Exercise instructions: Leaving out all images, write out the records that follow exactly.

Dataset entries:
"""
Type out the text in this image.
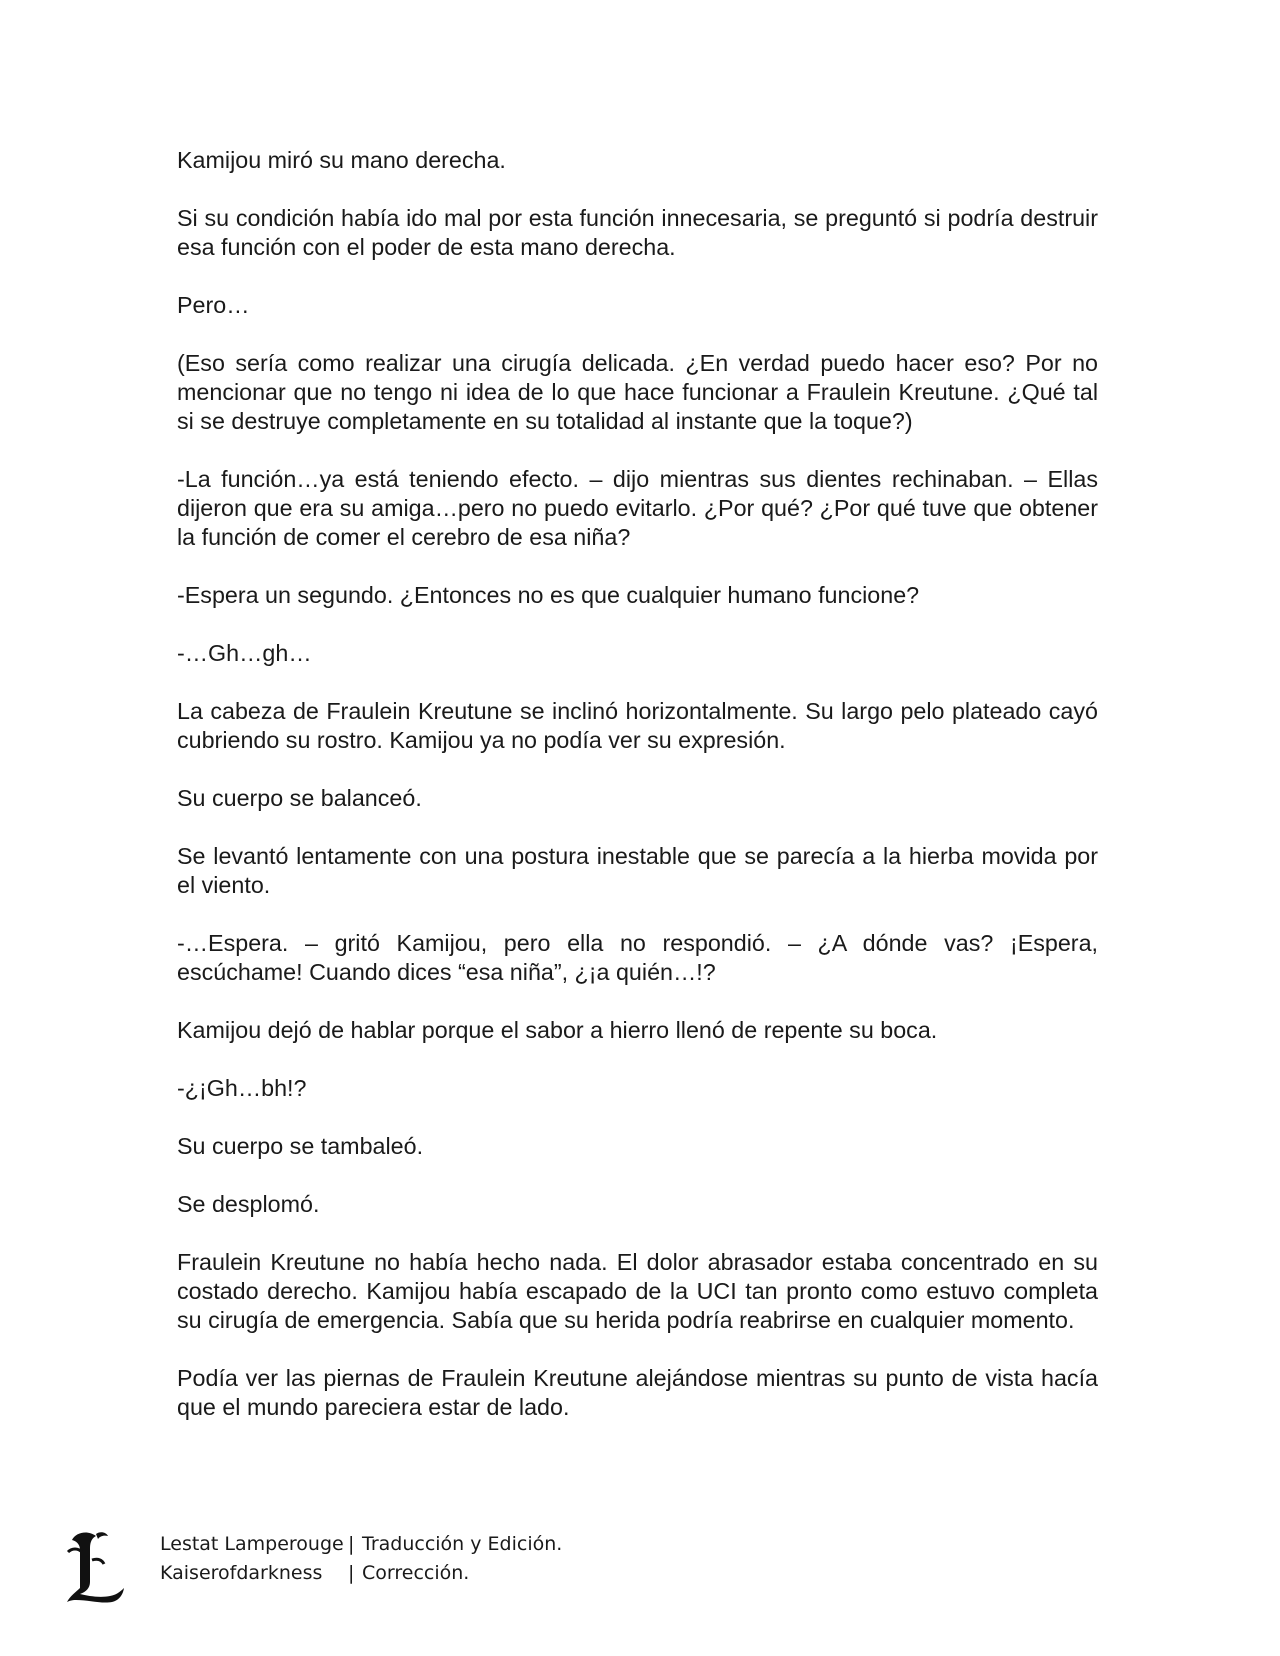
Kamijou miró su mano derecha.

Si su condición había ido mal por esta función innecesaria, se preguntó si podría destruir esa función con el poder de esta mano derecha.

Pero…

(Eso sería como realizar una cirugía delicada. ¿En verdad puedo hacer eso? Por no mencionar que no tengo ni idea de lo que hace funcionar a Fraulein Kreutune. ¿Qué tal si se destruye completamente en su totalidad al instante que la toque?)

-La función…ya está teniendo efecto. – dijo mientras sus dientes rechinaban. – Ellas dijeron que era su amiga…pero no puedo evitarlo. ¿Por qué? ¿Por qué tuve que obtener la función de comer el cerebro de esa niña?

-Espera un segundo. ¿Entonces no es que cualquier humano funcione?

-…Gh…gh…

La cabeza de Fraulein Kreutune se inclinó horizontalmente. Su largo pelo plateado cayó cubriendo su rostro. Kamijou ya no podía ver su expresión.

Su cuerpo se balanceó.

Se levantó lentamente con una postura inestable que se parecía a la hierba movida por el viento.

-…Espera. – gritó Kamijou, pero ella no respondió. – ¿A dónde vas? ¡Espera, escúchame! Cuando dices “esa niña”, ¿¡a quién…!?

Kamijou dejó de hablar porque el sabor a hierro llenó de repente su boca.

-¿¡Gh…bh!?

Su cuerpo se tambaleó.

Se desplomó.

Fraulein Kreutune no había hecho nada. El dolor abrasador estaba concentrado en su costado derecho. Kamijou había escapado de la UCI tan pronto como estuvo completa su cirugía de emergencia. Sabía que su herida podría reabrirse en cualquier momento.

Podía ver las piernas de Fraulein Kreutune alejándose mientras su punto de vista hacía que el mundo pareciera estar de lado.

Lestat Lamperouge | Traducción y Edición.
Kaiserofdarkness	| Corrección.
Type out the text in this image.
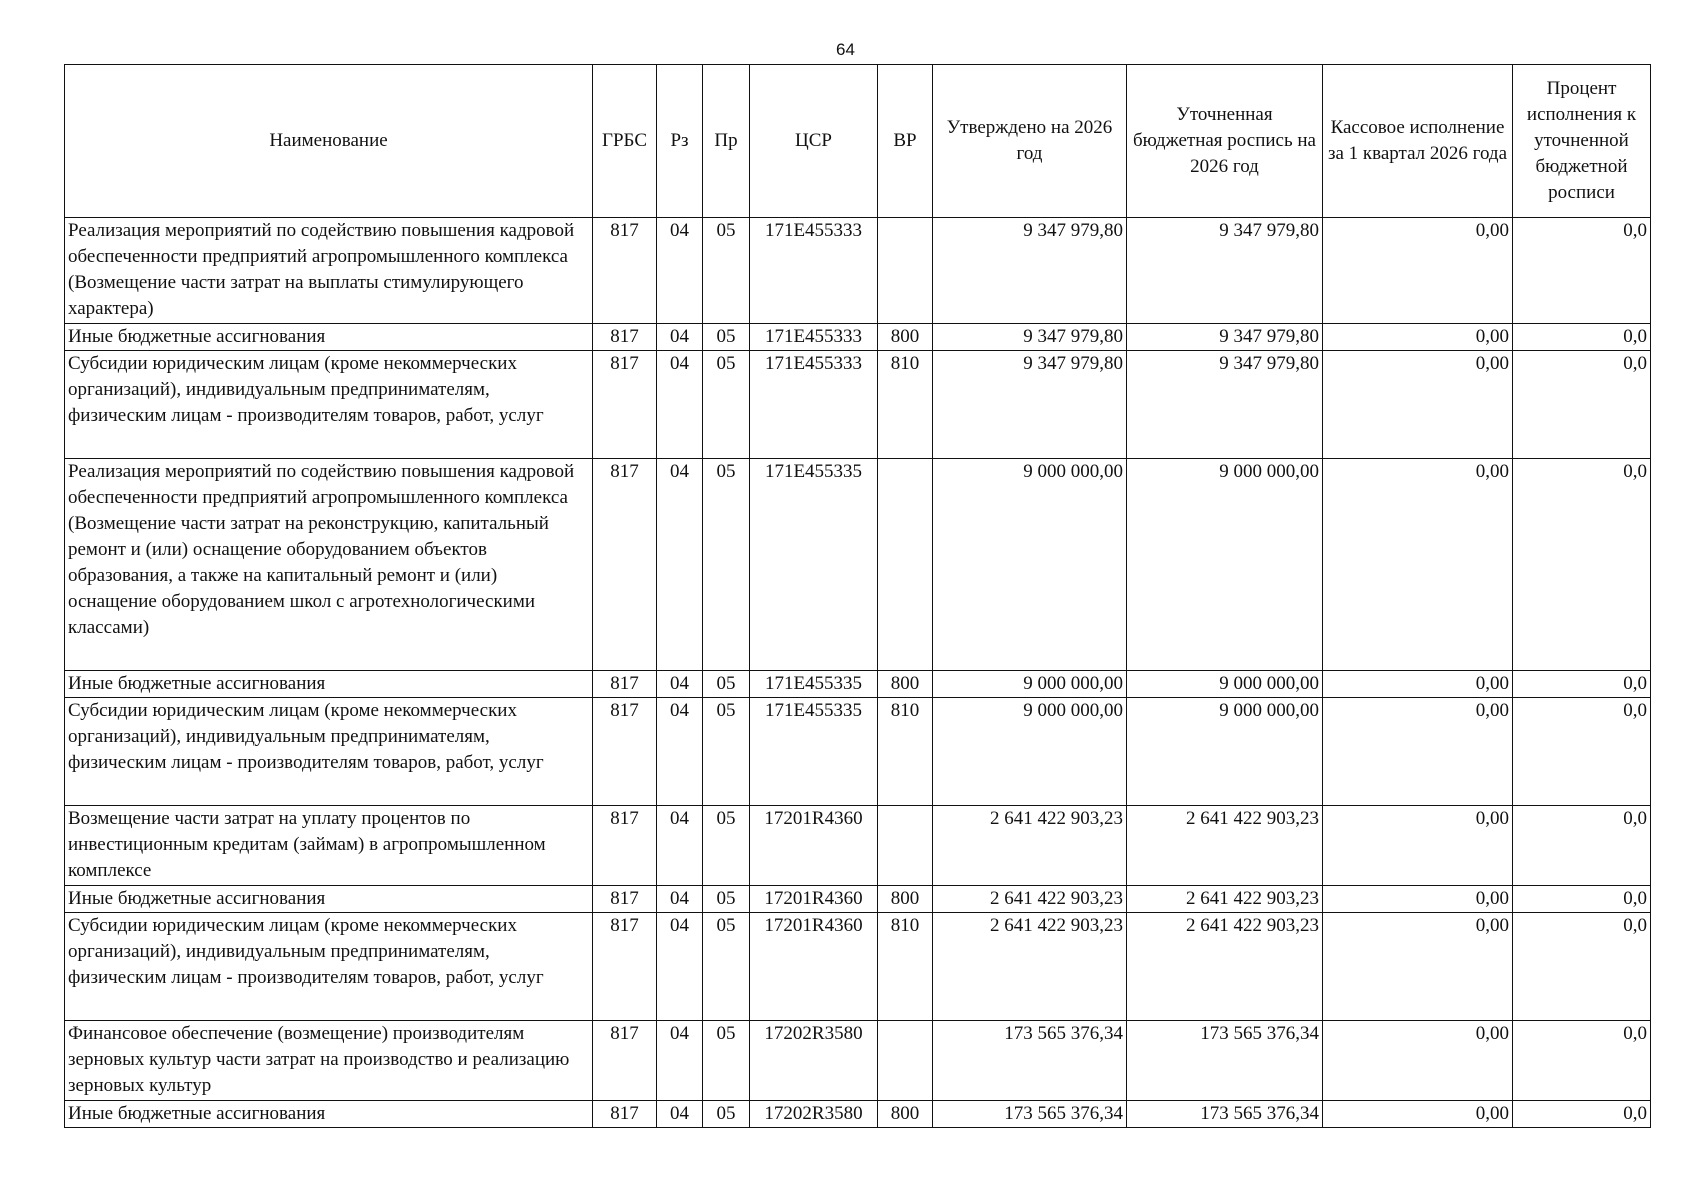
64
Наименование	ГРБС	Рз	Пр	ЦСР	ВР	Утверждено на 2026 год	Уточненная бюджетная роспись на 2026 год	Кассовое исполнение за 1 квартал 2026 года	Процент исполнения к уточненной бюджетной росписи
Реализация мероприятий по содействию повышения кадровой обеспеченности предприятий агропромышленного комплекса (Возмещение части затрат на выплаты стимулирующего характера)	817	04	05	171E455333		9 347 979,80	9 347 979,80	0,00	0,0
Иные бюджетные ассигнования	817	04	05	171E455333	800	9 347 979,80	9 347 979,80	0,00	0,0
Субсидии юридическим лицам (кроме некоммерческих организаций), индивидуальным предпринимателям, физическим лицам - производителям товаров, работ, услуг	817	04	05	171E455333	810	9 347 979,80	9 347 979,80	0,00	0,0
Реализация мероприятий по содействию повышения кадровой обеспеченности предприятий агропромышленного комплекса (Возмещение части затрат на реконструкцию, капитальный ремонт и (или) оснащение оборудованием объектов образования, а также на капитальный ремонт и (или) оснащение оборудованием школ с агротехнологическими классами)	817	04	05	171E455335		9 000 000,00	9 000 000,00	0,00	0,0
Иные бюджетные ассигнования	817	04	05	171E455335	800	9 000 000,00	9 000 000,00	0,00	0,0
Субсидии юридическим лицам (кроме некоммерческих организаций), индивидуальным предпринимателям, физическим лицам - производителям товаров, работ, услуг	817	04	05	171E455335	810	9 000 000,00	9 000 000,00	0,00	0,0
Возмещение части затрат на уплату процентов по инвестиционным кредитам (займам) в агропромышленном комплексе	817	04	05	17201R4360		2 641 422 903,23	2 641 422 903,23	0,00	0,0
Иные бюджетные ассигнования	817	04	05	17201R4360	800	2 641 422 903,23	2 641 422 903,23	0,00	0,0
Субсидии юридическим лицам (кроме некоммерческих организаций), индивидуальным предпринимателям, физическим лицам - производителям товаров, работ, услуг	817	04	05	17201R4360	810	2 641 422 903,23	2 641 422 903,23	0,00	0,0
Финансовое обеспечение (возмещение) производителям зерновых культур части затрат на производство и реализацию зерновых культур	817	04	05	17202R3580		173 565 376,34	173 565 376,34	0,00	0,0
Иные бюджетные ассигнования	817	04	05	17202R3580	800	173 565 376,34	173 565 376,34	0,00	0,0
"""
Result of this task:
Type out the text in this image.
Kamijou miró su mano derecha.

Si su condición había ido mal por esta función innecesaria, se preguntó si podría destruir esa función con el poder de esta mano derecha.

Pero…

(Eso sería como realizar una cirugía delicada. ¿En verdad puedo hacer eso? Por no mencionar que no tengo ni idea de lo que hace funcionar a Fraulein Kreutune. ¿Qué tal si se destruye completamente en su totalidad al instante que la toque?)

-La función…ya está teniendo efecto. – dijo mientras sus dientes rechinaban. – Ellas dijeron que era su amiga…pero no puedo evitarlo. ¿Por qué? ¿Por qué tuve que obtener la función de comer el cerebro de esa niña?

-Espera un segundo. ¿Entonces no es que cualquier humano funcione?

-…Gh…gh…

La cabeza de Fraulein Kreutune se inclinó horizontalmente. Su largo pelo plateado cayó cubriendo su rostro. Kamijou ya no podía ver su expresión.

Su cuerpo se balanceó.

Se levantó lentamente con una postura inestable que se parecía a la hierba movida por el viento.

-…Espera. – gritó Kamijou, pero ella no respondió. – ¿A dónde vas? ¡Espera, escúchame! Cuando dices “esa niña”, ¿¡a quién…!?

Kamijou dejó de hablar porque el sabor a hierro llenó de repente su boca.

-¿¡Gh…bh!?

Su cuerpo se tambaleó.

Se desplomó.

Fraulein Kreutune no había hecho nada. El dolor abrasador estaba concentrado en su costado derecho. Kamijou había escapado de la UCI tan pronto como estuvo completa su cirugía de emergencia. Sabía que su herida podría reabrirse en cualquier momento.

Podía ver las piernas de Fraulein Kreutune alejándose mientras su punto de vista hacía que el mundo pareciera estar de lado.

Lestat Lamperouge | Traducción y Edición.
Kaiserofdarkness	| Corrección.
Type out the text in this image.
64
Наименование	ГРБС	Рз	Пр	ЦСР	ВР	Утверждено на 2026 год	Уточненная бюджетная роспись на 2026 год	Кассовое исполнение за 1 квартал 2026 года	Процент исполнения к уточненной бюджетной росписи
Реализация мероприятий по содействию повышения кадровой обеспеченности предприятий агропромышленного комплекса (Возмещение части затрат на выплаты стимулирующего характера)	817	04	05	171E455333		9 347 979,80	9 347 979,80	0,00	0,0
Иные бюджетные ассигнования	817	04	05	171E455333	800	9 347 979,80	9 347 979,80	0,00	0,0
Субсидии юридическим лицам (кроме некоммерческих организаций), индивидуальным предпринимателям, физическим лицам - производителям товаров, работ, услуг	817	04	05	171E455333	810	9 347 979,80	9 347 979,80	0,00	0,0
Реализация мероприятий по содействию повышения кадровой обеспеченности предприятий агропромышленного комплекса (Возмещение части затрат на реконструкцию, капитальный ремонт и (или) оснащение оборудованием объектов образования, а также на капитальный ремонт и (или) оснащение оборудованием школ с агротехнологическими классами)	817	04	05	171E455335		9 000 000,00	9 000 000,00	0,00	0,0
Иные бюджетные ассигнования	817	04	05	171E455335	800	9 000 000,00	9 000 000,00	0,00	0,0
Субсидии юридическим лицам (кроме некоммерческих организаций), индивидуальным предпринимателям, физическим лицам - производителям товаров, работ, услуг	817	04	05	171E455335	810	9 000 000,00	9 000 000,00	0,00	0,0
Возмещение части затрат на уплату процентов по инвестиционным кредитам (займам) в агропромышленном комплексе	817	04	05	17201R4360		2 641 422 903,23	2 641 422 903,23	0,00	0,0
Иные бюджетные ассигнования	817	04	05	17201R4360	800	2 641 422 903,23	2 641 422 903,23	0,00	0,0
Субсидии юридическим лицам (кроме некоммерческих организаций), индивидуальным предпринимателям, физическим лицам - производителям товаров, работ, услуг	817	04	05	17201R4360	810	2 641 422 903,23	2 641 422 903,23	0,00	0,0
Финансовое обеспечение (возмещение) производителям зерновых культур части затрат на производство и реализацию зерновых культур	817	04	05	17202R3580		173 565 376,34	173 565 376,34	0,00	0,0
Иные бюджетные ассигнования	817	04	05	17202R3580	800	173 565 376,34	173 565 376,34	0,00	0,0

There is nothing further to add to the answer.